>> start

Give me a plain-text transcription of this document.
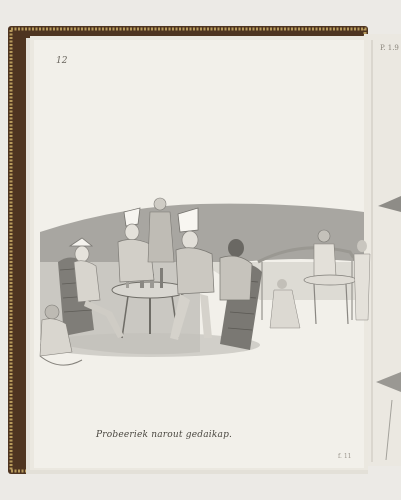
12
P. 1.9
Probeeriek narout gedaikap.
f. 11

>> end

> _EXERCISE BRIEF_
Pictures are excluded; repeat every record exactly.

> _SOLUTION TO THIS PROBLEM_
Give me a plain-text transcription of this document.
12
P. 1.9
Probeeriek narout gedaikap.
f. 11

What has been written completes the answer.